_Problem description_:
Give all of the lines again, with nothing added or dropped.

_Records supplied_:
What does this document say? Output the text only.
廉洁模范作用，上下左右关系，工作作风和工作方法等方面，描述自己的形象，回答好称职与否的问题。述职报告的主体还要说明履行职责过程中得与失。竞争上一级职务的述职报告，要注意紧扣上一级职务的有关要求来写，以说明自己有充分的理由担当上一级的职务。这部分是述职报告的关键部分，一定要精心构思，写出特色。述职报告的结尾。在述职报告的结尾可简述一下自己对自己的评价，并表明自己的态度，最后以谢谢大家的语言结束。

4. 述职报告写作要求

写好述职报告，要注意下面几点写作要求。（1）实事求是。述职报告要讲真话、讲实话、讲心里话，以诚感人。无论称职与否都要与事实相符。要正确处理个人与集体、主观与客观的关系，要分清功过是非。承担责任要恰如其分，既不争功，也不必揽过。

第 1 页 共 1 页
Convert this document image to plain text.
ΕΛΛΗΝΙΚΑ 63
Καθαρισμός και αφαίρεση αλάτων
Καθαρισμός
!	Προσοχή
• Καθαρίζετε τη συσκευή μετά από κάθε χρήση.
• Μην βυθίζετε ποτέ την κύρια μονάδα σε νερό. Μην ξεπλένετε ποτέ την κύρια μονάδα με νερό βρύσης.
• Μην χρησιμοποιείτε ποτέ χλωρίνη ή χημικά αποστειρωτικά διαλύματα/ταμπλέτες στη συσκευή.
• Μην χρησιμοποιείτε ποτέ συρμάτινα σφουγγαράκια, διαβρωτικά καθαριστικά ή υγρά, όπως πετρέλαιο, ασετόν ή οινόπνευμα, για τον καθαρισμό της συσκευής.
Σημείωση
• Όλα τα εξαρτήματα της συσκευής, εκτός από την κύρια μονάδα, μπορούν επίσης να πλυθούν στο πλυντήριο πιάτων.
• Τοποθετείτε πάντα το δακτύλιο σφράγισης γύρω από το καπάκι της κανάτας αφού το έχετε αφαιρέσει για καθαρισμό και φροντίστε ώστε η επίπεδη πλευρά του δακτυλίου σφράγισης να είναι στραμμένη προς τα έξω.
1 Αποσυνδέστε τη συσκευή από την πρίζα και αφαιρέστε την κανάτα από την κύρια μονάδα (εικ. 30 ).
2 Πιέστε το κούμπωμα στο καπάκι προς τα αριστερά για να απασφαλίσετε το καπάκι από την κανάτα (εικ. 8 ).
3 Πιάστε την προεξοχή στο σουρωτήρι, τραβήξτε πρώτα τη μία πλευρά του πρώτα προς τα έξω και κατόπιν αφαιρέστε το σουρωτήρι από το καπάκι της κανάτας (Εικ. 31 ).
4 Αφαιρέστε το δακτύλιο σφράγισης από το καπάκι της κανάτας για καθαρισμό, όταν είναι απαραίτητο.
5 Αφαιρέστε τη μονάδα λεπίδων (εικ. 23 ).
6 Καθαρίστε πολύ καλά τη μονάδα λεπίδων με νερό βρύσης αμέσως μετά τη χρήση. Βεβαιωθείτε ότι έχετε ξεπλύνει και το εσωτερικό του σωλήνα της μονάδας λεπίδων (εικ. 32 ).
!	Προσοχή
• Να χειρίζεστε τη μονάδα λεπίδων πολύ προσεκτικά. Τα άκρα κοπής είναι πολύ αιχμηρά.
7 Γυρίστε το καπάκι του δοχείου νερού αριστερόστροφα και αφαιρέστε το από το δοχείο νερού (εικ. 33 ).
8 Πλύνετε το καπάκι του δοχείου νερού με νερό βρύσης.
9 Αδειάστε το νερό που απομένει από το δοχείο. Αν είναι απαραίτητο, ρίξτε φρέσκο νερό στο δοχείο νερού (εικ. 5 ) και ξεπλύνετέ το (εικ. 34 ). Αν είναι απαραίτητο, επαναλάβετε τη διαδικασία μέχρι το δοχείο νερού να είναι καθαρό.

_Complete output_:
What does this document say? Output the text only.
廉洁模范作用，上下左右关系，工作作风和工作方法等方面，描述自己的形象，回答好称职与否的问题。述职报告的主体还要说明履行职责过程中得与失。竞争上一级职务的述职报告，要注意紧扣上一级职务的有关要求来写，以说明自己有充分的理由担当上一级的职务。这部分是述职报告的关键部分，一定要精心构思，写出特色。述职报告的结尾。在述职报告的结尾可简述一下自己对自己的评价，并表明自己的态度，最后以谢谢大家的语言结束。

4. 述职报告写作要求

写好述职报告，要注意下面几点写作要求。（1）实事求是。述职报告要讲真话、讲实话、讲心里话，以诚感人。无论称职与否都要与事实相符。要正确处理个人与集体、主观与客观的关系，要分清功过是非。承担责任要恰如其分，既不争功，也不必揽过。

第 1 页 共 1 页
Convert this document image to plain text.
ΕΛΛΗΝΙΚΑ 63
Καθαρισμός και αφαίρεση αλάτων
Καθαρισμός
!	Προσοχή
• Καθαρίζετε τη συσκευή μετά από κάθε χρήση.
• Μην βυθίζετε ποτέ την κύρια μονάδα σε νερό. Μην ξεπλένετε ποτέ την κύρια μονάδα με νερό βρύσης.
• Μην χρησιμοποιείτε ποτέ χλωρίνη ή χημικά αποστειρωτικά διαλύματα/ταμπλέτες στη συσκευή.
• Μην χρησιμοποιείτε ποτέ συρμάτινα σφουγγαράκια, διαβρωτικά καθαριστικά ή υγρά, όπως πετρέλαιο, ασετόν ή οινόπνευμα, για τον καθαρισμό της συσκευής.
Σημείωση
• Όλα τα εξαρτήματα της συσκευής, εκτός από την κύρια μονάδα, μπορούν επίσης να πλυθούν στο πλυντήριο πιάτων.
• Τοποθετείτε πάντα το δακτύλιο σφράγισης γύρω από το καπάκι της κανάτας αφού το έχετε αφαιρέσει για καθαρισμό και φροντίστε ώστε η επίπεδη πλευρά του δακτυλίου σφράγισης να είναι στραμμένη προς τα έξω.
1 Αποσυνδέστε τη συσκευή από την πρίζα και αφαιρέστε την κανάτα από την κύρια μονάδα (εικ. 30 ).
2 Πιέστε το κούμπωμα στο καπάκι προς τα αριστερά για να απασφαλίσετε το καπάκι από την κανάτα (εικ. 8 ).
3 Πιάστε την προεξοχή στο σουρωτήρι, τραβήξτε πρώτα τη μία πλευρά του πρώτα προς τα έξω και κατόπιν αφαιρέστε το σουρωτήρι από το καπάκι της κανάτας (Εικ. 31 ).
4 Αφαιρέστε το δακτύλιο σφράγισης από το καπάκι της κανάτας για καθαρισμό, όταν είναι απαραίτητο.
5 Αφαιρέστε τη μονάδα λεπίδων (εικ. 23 ).
6 Καθαρίστε πολύ καλά τη μονάδα λεπίδων με νερό βρύσης αμέσως μετά τη χρήση. Βεβαιωθείτε ότι έχετε ξεπλύνει και το εσωτερικό του σωλήνα της μονάδας λεπίδων (εικ. 32 ).
!	Προσοχή
• Να χειρίζεστε τη μονάδα λεπίδων πολύ προσεκτικά. Τα άκρα κοπής είναι πολύ αιχμηρά.
7 Γυρίστε το καπάκι του δοχείου νερού αριστερόστροφα και αφαιρέστε το από το δοχείο νερού (εικ. 33 ).
8 Πλύνετε το καπάκι του δοχείου νερού με νερό βρύσης.
9 Αδειάστε το νερό που απομένει από το δοχείο. Αν είναι απαραίτητο, ρίξτε φρέσκο νερό στο δοχείο νερού (εικ. 5 ) και ξεπλύνετέ το (εικ. 34 ). Αν είναι απαραίτητο, επαναλάβετε τη διαδικασία μέχρι το δοχείο νερού να είναι καθαρό.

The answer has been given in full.